__Short problem 1__: In the failure store pull request thread, reproduce the passage starting with "Fix and add" and going on through "can fix them.", swapping "dead letter queue" for "retry queue".
__Short problem 2__: According to the failure store pull request thread, what kind of documents is the failure store meant to hold?

__Selected passage__:
- - - -

Fix and add a test for failure store with Incremental bulk #115866

ankikuma · 2024-10-29T17:58:12Z

When a document is rejected because of indexing pressure, it should not be redirected to the failure store.

The failure store is not meant to be a dead letter queue - it’s a best effort storage location for documents that cannot be ingested because there is some kind of fault in their shape or content, this way a user can fix them.

In the case of indexing pressure there is nothing wrong with the document itself. In this PR we fix the redirection to the failure store and we add an integration test to test the interaction of the failure store and incremental bulk's short circuit failure feature.

Closes ES-9577.

Refresh to latest

Refresh

elasticsearchmachine · 2024-10-30T18:29:51Z

Pinging @elastic/es-distributed (Team:Distributed)

Tim-Brooks

LGTM if someone from the data management team confirms this is the expected behavior and what they were looking to test.

Tim-Brooks · 2024-10-31T00:21:03Z

...ClusterTest/java/org/elasticsearch/datastreams/FailureStoreMetricsWithIncrementalBulkIT.java

+        int docs_in_fs = 0;
+        for (int i = (int) hits.get(); i < bulkResponse.getItems().length; ++i) {
+            BulkItemResponse item = bulkResponse.getItems()[i];
+            if (item.isFailed()) {


Just so I understand this correctly:

If an indexing operation fails and there is a failure store configured will then try to store that failure in the failure store. If that operation succeeds, then the indexing operations is indicated to the user as "successful"?

- - - -

__Information shown__:

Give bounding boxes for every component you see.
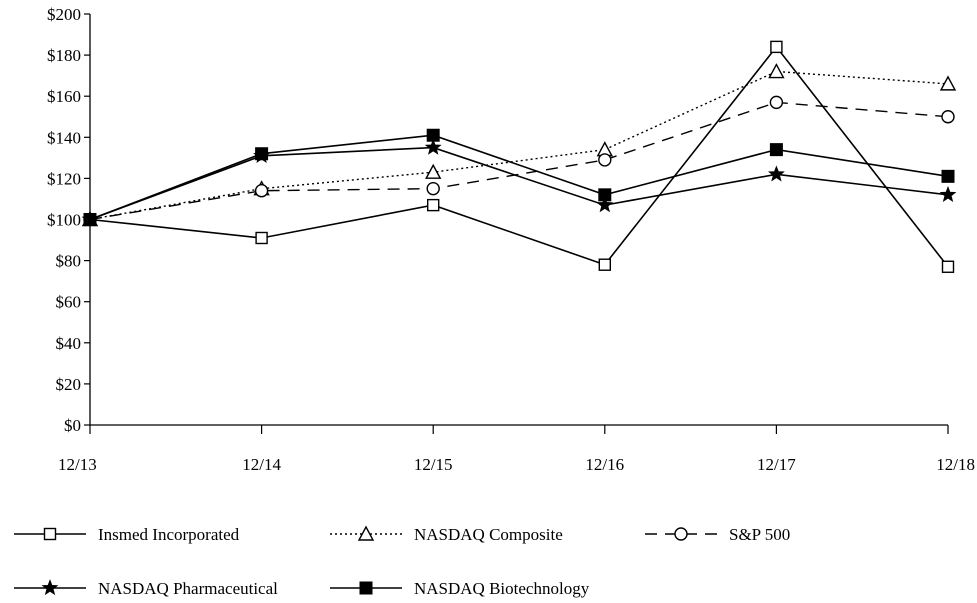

- - - -

__Response 1__:
Fix and add a test for failure store with Incremental bulk #115866

ankikuma · 2024-10-29T17:58:12Z

When a document is rejected because of indexing pressure, it should not be redirected to the failure store.

The failure store is not meant to be a retry queue - it’s a best effort storage location for documents that cannot be ingested because there is some kind of fault in their shape or content, this way a user can fix them.

__Response 2__: Documents that cannot be ingested because of some kind of fault in their shape or content, so that a user can fix them.